> _Exercise directions_: Write out every entry word for word.

> _Recorded data_:
***
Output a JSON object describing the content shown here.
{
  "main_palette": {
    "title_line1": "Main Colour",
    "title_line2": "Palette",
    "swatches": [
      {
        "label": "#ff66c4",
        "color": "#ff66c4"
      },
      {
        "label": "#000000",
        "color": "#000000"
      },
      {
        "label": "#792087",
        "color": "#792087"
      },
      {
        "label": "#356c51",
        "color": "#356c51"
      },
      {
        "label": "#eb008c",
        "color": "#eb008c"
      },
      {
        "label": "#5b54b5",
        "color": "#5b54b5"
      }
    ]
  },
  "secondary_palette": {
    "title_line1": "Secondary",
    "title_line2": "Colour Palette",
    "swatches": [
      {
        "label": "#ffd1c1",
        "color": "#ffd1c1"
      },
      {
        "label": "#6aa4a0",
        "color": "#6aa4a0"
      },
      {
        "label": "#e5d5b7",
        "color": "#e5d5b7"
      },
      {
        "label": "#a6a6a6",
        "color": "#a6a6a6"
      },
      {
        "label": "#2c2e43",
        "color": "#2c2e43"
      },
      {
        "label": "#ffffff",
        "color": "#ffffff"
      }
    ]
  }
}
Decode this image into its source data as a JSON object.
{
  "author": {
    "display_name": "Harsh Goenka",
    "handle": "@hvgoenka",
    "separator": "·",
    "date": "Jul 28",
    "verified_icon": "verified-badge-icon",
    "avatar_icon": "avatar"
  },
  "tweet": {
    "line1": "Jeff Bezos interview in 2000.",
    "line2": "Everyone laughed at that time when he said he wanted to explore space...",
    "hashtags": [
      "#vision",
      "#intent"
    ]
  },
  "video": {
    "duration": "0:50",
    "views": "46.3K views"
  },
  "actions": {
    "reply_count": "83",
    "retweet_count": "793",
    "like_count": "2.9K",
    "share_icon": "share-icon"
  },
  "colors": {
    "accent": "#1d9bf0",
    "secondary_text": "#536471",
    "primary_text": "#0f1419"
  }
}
***
> _Final answer_:
Output a JSON object describing the content shown here.
{
  "main_palette": {
    "title_line1": "Main Colour",
    "title_line2": "Palette",
    "swatches": [
      {
        "label": "#ff66c4",
        "color": "#ff66c4"
      },
      {
        "label": "#000000",
        "color": "#000000"
      },
      {
        "label": "#792087",
        "color": "#792087"
      },
      {
        "label": "#356c51",
        "color": "#356c51"
      },
      {
        "label": "#eb008c",
        "color": "#eb008c"
      },
      {
        "label": "#5b54b5",
        "color": "#5b54b5"
      }
    ]
  },
  "secondary_palette": {
    "title_line1": "Secondary",
    "title_line2": "Colour Palette",
    "swatches": [
      {
        "label": "#ffd1c1",
        "color": "#ffd1c1"
      },
      {
        "label": "#6aa4a0",
        "color": "#6aa4a0"
      },
      {
        "label": "#e5d5b7",
        "color": "#e5d5b7"
      },
      {
        "label": "#a6a6a6",
        "color": "#a6a6a6"
      },
      {
        "label": "#2c2e43",
        "color": "#2c2e43"
      },
      {
        "label": "#ffffff",
        "color": "#ffffff"
      }
    ]
  }
}
Decode this image into its source data as a JSON object.
{
  "author": {
    "display_name": "Harsh Goenka",
    "handle": "@hvgoenka",
    "separator": "·",
    "date": "Jul 28",
    "verified_icon": "verified-badge-icon",
    "avatar_icon": "avatar"
  },
  "tweet": {
    "line1": "Jeff Bezos interview in 2000.",
    "line2": "Everyone laughed at that time when he said he wanted to explore space...",
    "hashtags": [
      "#vision",
      "#intent"
    ]
  },
  "video": {
    "duration": "0:50",
    "views": "46.3K views"
  },
  "actions": {
    "reply_count": "83",
    "retweet_count": "793",
    "like_count": "2.9K",
    "share_icon": "share-icon"
  },
  "colors": {
    "accent": "#1d9bf0",
    "secondary_text": "#536471",
    "primary_text": "#0f1419"
  }
}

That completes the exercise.